## REQUIREMENTS
Copy nothing but the text: reproduce each line of the listing exactly and leave the pictures out.

## Excerpt from a dataset
::::

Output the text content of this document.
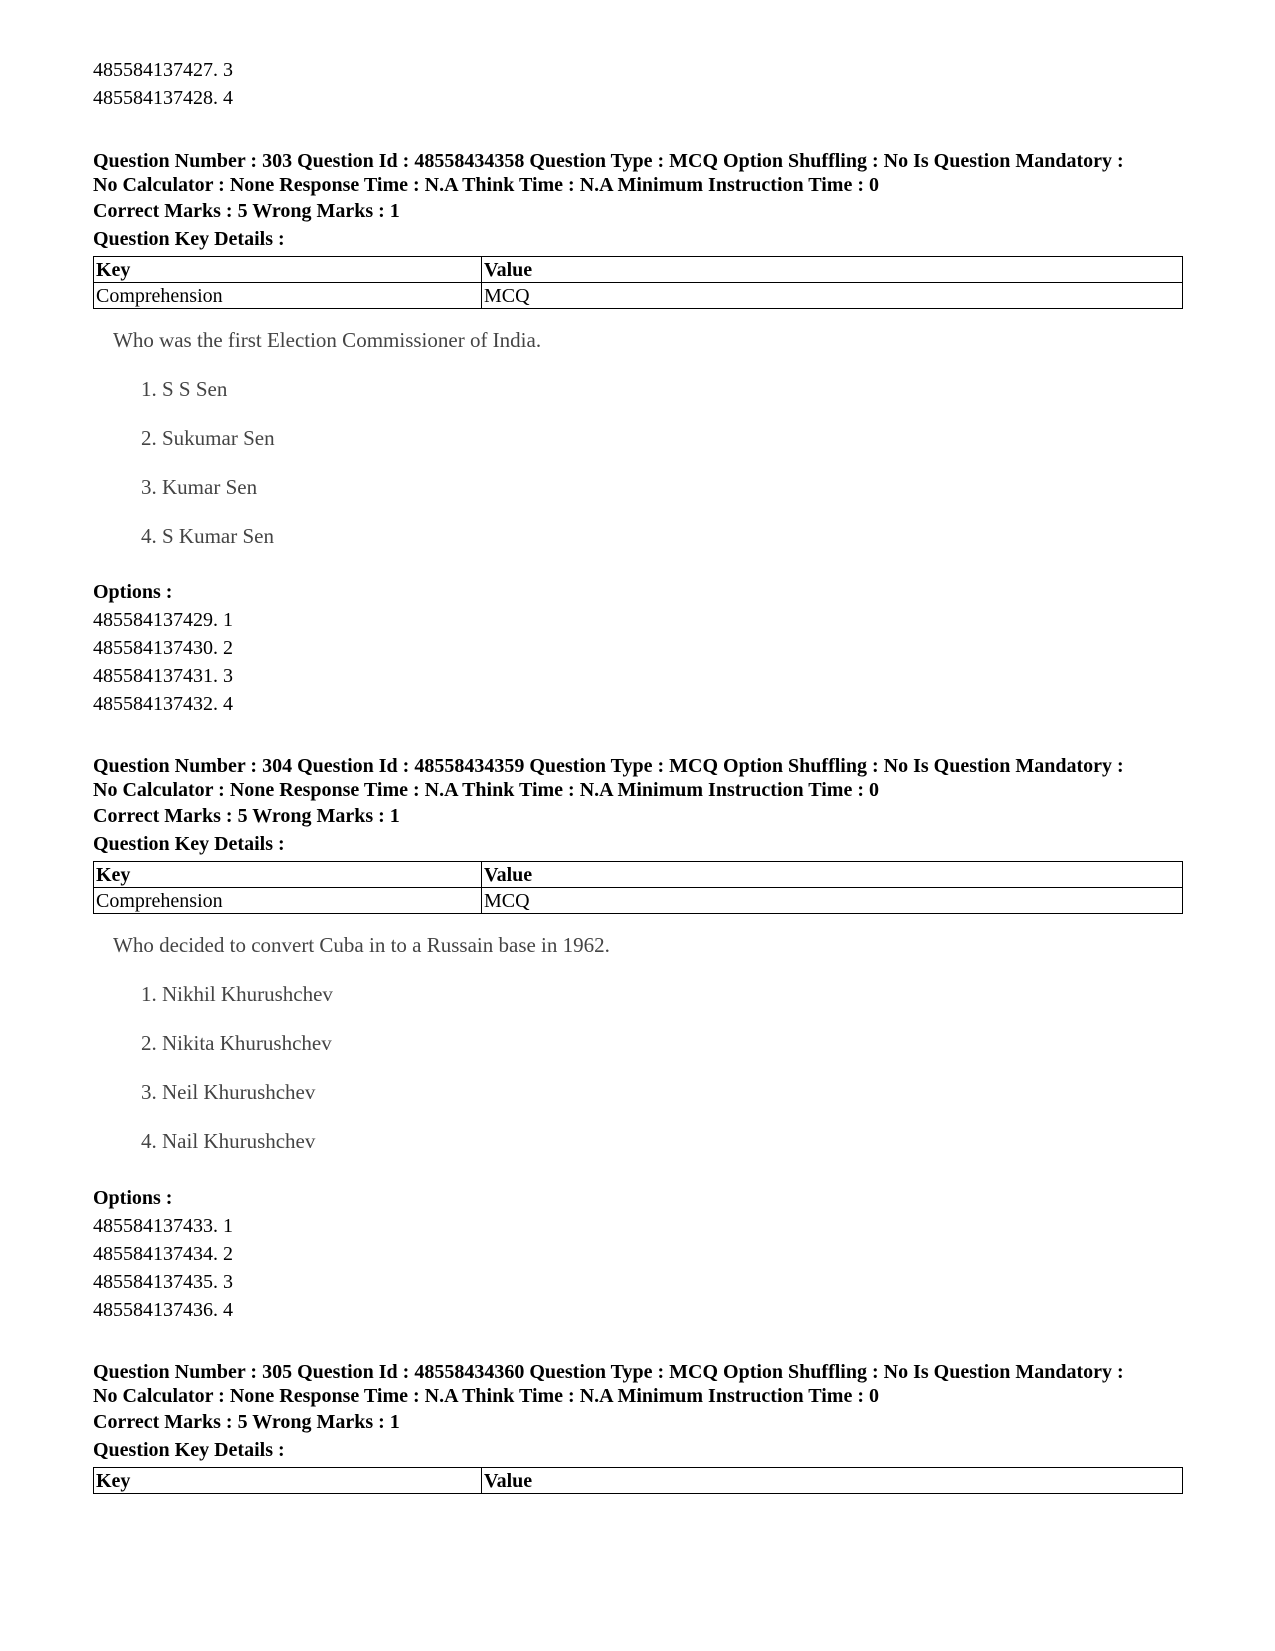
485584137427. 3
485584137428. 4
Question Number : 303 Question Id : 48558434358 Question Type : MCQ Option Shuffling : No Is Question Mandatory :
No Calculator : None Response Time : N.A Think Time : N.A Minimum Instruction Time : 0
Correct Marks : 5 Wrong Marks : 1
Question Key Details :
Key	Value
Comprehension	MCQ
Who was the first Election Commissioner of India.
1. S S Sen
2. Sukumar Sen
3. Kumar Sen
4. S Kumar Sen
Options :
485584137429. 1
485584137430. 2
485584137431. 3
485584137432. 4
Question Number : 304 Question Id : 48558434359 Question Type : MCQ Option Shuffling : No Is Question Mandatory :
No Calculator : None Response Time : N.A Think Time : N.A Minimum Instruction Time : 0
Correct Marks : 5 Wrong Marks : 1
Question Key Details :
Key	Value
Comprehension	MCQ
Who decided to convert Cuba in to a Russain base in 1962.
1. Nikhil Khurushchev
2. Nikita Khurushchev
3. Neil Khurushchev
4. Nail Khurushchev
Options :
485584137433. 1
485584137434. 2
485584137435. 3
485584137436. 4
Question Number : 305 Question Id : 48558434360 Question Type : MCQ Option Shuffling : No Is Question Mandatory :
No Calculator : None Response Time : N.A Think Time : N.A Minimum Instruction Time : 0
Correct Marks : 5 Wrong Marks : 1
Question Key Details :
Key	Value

::::

## REPLY
Output the text content of this document.
485584137427. 3
485584137428. 4
Question Number : 303 Question Id : 48558434358 Question Type : MCQ Option Shuffling : No Is Question Mandatory :
No Calculator : None Response Time : N.A Think Time : N.A Minimum Instruction Time : 0
Correct Marks : 5 Wrong Marks : 1
Question Key Details :
Key	Value
Comprehension	MCQ
Who was the first Election Commissioner of India.
1. S S Sen
2. Sukumar Sen
3. Kumar Sen
4. S Kumar Sen
Options :
485584137429. 1
485584137430. 2
485584137431. 3
485584137432. 4
Question Number : 304 Question Id : 48558434359 Question Type : MCQ Option Shuffling : No Is Question Mandatory :
No Calculator : None Response Time : N.A Think Time : N.A Minimum Instruction Time : 0
Correct Marks : 5 Wrong Marks : 1
Question Key Details :
Key	Value
Comprehension	MCQ
Who decided to convert Cuba in to a Russain base in 1962.
1. Nikhil Khurushchev
2. Nikita Khurushchev
3. Neil Khurushchev
4. Nail Khurushchev
Options :
485584137433. 1
485584137434. 2
485584137435. 3
485584137436. 4
Question Number : 305 Question Id : 48558434360 Question Type : MCQ Option Shuffling : No Is Question Mandatory :
No Calculator : None Response Time : N.A Think Time : N.A Minimum Instruction Time : 0
Correct Marks : 5 Wrong Marks : 1
Question Key Details :
Key	Value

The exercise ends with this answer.